Select all lines in the records that include "regionale".

-- Entries supplied --
— START —

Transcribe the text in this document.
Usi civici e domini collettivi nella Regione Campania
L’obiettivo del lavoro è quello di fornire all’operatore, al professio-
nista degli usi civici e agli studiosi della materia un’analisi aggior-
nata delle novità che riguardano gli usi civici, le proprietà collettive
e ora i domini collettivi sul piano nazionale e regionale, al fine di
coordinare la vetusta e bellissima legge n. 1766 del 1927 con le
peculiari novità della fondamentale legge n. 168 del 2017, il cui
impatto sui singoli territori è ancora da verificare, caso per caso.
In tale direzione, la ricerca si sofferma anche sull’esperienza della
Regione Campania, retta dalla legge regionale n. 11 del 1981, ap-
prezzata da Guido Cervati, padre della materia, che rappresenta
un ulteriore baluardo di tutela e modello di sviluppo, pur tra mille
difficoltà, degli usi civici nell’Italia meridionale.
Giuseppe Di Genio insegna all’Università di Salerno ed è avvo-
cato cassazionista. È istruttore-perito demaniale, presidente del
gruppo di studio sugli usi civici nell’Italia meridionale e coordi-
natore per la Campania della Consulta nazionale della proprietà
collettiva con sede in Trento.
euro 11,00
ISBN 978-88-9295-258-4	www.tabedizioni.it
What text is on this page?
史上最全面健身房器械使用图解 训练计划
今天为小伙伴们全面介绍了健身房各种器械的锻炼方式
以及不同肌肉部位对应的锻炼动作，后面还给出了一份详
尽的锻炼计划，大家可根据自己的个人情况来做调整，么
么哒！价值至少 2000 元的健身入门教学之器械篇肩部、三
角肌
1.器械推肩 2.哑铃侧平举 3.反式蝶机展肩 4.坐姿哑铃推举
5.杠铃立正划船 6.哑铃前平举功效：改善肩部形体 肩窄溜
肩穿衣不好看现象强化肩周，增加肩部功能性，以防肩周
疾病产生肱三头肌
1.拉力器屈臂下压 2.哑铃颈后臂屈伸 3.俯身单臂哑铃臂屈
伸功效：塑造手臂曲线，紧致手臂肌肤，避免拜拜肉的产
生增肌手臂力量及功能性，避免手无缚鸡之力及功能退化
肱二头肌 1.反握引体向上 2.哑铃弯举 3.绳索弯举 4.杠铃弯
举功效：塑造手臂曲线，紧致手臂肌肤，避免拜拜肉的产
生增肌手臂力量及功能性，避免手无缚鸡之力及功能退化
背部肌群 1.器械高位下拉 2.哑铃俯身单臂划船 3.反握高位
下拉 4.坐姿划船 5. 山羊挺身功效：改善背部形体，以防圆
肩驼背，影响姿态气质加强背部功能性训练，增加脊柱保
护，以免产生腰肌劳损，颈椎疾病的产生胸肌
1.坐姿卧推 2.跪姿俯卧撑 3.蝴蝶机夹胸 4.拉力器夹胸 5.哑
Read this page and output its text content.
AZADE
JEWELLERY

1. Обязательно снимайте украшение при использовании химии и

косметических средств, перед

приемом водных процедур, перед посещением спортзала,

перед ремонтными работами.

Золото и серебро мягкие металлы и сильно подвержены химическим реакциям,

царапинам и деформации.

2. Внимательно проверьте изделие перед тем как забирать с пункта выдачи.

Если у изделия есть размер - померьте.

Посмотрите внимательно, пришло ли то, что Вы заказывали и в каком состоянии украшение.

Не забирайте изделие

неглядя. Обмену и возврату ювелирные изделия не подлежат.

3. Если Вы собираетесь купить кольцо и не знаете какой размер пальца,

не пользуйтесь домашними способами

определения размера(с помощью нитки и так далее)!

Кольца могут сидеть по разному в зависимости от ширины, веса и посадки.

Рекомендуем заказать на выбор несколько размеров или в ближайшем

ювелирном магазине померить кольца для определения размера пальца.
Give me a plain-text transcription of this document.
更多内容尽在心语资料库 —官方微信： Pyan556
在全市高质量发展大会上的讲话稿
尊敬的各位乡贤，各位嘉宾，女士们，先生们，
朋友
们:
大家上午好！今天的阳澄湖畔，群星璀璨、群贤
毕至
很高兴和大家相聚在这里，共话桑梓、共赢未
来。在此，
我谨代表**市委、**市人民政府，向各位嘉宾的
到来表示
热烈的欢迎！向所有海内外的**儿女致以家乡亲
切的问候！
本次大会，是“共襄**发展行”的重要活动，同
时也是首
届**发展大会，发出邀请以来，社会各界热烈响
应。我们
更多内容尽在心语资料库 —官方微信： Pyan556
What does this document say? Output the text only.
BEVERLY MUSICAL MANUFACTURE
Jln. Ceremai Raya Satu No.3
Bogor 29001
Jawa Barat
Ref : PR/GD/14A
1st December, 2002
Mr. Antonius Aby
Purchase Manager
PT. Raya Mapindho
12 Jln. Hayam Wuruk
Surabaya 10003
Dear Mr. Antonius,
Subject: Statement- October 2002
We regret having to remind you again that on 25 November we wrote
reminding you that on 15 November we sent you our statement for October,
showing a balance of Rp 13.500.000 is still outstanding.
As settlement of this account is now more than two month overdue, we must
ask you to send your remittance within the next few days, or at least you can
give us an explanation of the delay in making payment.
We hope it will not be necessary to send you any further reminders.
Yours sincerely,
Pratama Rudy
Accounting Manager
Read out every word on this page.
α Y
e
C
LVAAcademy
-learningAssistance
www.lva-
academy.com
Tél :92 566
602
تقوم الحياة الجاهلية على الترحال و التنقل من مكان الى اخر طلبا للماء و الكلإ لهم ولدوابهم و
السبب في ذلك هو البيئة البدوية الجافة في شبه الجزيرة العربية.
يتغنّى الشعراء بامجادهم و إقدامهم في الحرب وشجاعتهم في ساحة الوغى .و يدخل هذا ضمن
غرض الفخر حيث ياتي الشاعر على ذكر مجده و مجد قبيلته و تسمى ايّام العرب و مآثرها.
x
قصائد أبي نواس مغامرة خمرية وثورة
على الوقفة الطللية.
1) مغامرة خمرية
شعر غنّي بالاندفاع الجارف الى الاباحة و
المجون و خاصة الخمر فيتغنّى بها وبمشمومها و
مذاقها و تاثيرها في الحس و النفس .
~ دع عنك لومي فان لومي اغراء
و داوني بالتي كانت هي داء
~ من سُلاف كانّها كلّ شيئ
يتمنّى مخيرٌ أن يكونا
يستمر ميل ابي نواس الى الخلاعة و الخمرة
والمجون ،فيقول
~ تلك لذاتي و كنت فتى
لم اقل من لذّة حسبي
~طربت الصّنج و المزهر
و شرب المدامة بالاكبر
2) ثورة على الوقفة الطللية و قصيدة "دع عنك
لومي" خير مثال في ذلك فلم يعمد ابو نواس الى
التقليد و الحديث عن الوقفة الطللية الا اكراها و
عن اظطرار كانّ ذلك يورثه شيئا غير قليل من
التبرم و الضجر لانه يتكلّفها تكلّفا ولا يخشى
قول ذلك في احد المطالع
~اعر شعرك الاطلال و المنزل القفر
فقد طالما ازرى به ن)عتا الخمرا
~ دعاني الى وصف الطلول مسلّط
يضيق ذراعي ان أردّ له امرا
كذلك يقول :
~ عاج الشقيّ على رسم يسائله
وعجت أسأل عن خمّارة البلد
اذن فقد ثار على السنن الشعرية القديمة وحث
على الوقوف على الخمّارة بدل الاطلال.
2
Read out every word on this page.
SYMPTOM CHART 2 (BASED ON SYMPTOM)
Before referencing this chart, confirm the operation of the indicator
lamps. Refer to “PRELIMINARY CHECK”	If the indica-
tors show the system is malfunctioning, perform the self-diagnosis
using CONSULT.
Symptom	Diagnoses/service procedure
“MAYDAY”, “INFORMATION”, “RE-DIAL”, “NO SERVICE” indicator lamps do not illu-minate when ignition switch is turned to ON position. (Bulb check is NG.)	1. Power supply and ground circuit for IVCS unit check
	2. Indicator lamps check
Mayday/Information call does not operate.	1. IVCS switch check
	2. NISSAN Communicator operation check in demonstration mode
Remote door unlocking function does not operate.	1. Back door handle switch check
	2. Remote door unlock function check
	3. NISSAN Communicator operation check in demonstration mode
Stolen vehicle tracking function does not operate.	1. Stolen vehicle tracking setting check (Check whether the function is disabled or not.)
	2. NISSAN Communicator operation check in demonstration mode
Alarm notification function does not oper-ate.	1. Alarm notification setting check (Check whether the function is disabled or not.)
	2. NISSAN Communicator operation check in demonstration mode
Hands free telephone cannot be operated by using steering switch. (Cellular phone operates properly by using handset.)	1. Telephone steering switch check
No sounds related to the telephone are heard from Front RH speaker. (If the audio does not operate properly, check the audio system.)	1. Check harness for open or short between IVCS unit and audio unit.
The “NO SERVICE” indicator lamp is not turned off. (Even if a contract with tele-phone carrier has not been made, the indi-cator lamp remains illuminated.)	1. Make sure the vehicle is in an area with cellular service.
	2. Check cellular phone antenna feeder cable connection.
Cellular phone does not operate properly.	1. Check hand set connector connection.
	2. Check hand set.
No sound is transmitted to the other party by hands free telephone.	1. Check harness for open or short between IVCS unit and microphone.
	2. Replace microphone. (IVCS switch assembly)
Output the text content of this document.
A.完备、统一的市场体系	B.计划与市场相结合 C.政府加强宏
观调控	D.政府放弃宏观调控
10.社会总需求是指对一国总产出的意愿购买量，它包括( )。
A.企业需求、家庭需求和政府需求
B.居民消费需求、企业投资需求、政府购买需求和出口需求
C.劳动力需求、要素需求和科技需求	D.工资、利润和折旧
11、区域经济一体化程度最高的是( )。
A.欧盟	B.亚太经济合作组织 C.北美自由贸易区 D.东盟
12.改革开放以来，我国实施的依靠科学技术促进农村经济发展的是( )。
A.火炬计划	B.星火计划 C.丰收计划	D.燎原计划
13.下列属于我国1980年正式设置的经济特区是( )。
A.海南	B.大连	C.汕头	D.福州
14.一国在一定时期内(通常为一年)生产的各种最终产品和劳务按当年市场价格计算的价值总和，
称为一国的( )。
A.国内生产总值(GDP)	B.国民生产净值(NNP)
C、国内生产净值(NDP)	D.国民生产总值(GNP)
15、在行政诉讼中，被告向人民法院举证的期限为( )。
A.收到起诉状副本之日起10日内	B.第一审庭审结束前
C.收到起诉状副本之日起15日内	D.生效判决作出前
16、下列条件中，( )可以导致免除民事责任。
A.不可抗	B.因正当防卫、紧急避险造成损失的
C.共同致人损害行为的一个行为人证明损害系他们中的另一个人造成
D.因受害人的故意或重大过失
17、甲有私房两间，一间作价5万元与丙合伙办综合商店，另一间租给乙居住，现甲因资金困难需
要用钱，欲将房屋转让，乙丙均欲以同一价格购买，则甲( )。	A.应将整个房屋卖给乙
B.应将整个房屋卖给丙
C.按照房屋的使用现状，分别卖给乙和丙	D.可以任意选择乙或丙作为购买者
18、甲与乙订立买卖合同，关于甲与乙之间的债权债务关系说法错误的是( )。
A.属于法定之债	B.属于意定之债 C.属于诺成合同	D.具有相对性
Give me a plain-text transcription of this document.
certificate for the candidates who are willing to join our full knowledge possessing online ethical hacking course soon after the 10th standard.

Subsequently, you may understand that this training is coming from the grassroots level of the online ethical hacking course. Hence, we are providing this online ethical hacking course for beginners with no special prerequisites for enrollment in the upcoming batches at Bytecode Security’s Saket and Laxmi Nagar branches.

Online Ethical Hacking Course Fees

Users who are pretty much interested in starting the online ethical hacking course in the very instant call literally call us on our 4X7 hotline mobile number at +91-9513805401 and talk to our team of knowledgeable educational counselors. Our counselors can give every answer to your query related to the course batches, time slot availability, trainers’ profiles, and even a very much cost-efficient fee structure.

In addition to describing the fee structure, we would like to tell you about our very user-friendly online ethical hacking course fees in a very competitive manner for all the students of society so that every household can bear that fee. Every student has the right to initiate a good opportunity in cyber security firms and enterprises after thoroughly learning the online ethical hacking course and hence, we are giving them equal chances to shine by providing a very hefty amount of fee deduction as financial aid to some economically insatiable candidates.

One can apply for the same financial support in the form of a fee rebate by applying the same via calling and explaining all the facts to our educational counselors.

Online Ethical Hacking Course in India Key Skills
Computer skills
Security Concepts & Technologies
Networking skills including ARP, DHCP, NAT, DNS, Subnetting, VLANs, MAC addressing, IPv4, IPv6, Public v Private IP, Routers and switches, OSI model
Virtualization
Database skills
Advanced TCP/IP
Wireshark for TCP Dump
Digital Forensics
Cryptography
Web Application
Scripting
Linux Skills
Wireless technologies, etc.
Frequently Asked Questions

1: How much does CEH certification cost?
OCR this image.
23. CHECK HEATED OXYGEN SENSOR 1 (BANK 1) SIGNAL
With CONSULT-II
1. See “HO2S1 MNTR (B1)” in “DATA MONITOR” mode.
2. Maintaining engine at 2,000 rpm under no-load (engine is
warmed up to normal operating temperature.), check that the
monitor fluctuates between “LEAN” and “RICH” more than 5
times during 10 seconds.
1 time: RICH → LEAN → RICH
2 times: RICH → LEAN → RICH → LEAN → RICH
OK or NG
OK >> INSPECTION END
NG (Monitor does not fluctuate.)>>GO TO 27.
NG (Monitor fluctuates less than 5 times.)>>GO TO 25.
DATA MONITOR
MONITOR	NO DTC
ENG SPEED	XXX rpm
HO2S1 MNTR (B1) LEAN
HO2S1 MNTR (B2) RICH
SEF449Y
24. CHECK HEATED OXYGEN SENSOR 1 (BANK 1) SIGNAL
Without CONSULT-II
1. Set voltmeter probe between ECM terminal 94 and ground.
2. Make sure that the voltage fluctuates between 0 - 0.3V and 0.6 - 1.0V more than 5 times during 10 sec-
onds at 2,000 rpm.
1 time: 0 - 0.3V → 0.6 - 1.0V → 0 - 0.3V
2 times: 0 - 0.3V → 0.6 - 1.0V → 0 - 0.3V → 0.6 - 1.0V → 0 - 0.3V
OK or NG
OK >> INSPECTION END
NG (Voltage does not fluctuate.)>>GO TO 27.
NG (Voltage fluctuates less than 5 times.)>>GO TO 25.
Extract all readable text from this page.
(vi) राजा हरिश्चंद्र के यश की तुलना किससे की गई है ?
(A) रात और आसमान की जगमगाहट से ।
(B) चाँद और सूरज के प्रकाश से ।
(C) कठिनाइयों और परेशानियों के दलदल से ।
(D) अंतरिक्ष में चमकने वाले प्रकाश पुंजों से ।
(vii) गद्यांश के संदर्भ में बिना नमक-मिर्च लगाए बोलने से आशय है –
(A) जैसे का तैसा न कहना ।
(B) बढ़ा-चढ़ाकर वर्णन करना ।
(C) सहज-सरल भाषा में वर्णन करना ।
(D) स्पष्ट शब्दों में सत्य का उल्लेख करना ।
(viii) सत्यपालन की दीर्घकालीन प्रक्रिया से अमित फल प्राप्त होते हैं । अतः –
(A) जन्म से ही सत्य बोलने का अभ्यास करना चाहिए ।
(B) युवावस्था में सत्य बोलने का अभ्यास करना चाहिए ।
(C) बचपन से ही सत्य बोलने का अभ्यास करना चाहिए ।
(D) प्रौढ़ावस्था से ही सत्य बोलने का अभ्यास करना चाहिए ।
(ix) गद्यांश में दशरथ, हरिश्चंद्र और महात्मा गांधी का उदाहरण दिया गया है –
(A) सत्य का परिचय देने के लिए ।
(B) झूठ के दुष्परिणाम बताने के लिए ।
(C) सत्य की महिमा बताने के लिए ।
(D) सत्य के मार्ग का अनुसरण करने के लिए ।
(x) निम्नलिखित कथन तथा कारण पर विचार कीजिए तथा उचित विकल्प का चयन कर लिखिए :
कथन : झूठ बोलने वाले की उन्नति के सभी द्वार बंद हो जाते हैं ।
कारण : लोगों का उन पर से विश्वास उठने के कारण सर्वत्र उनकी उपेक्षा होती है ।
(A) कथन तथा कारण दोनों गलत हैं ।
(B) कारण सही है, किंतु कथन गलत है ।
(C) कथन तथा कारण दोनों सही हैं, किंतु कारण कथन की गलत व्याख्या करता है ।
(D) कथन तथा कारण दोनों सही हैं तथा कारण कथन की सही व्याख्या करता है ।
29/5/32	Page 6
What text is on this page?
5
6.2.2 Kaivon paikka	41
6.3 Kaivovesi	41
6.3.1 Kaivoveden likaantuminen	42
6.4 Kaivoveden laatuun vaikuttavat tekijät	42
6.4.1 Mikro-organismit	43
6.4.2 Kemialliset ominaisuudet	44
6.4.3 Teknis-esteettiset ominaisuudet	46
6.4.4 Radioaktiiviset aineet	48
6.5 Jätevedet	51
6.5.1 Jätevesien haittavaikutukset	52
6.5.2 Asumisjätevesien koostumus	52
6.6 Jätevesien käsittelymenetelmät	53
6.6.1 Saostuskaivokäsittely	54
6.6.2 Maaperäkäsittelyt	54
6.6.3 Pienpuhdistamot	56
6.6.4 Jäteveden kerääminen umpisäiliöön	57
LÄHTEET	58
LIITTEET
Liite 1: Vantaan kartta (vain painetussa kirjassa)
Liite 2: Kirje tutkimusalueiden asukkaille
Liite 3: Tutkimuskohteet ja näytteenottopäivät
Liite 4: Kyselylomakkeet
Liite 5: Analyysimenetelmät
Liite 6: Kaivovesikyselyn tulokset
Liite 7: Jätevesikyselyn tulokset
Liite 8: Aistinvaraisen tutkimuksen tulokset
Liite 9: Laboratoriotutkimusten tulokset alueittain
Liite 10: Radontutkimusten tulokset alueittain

— END —

-- Complete output --
e ora i domini collettivi sul piano nazionale e regionale, al fine di
Regione Campania, retta dalla legge regionale n. 11 del 1981, ap-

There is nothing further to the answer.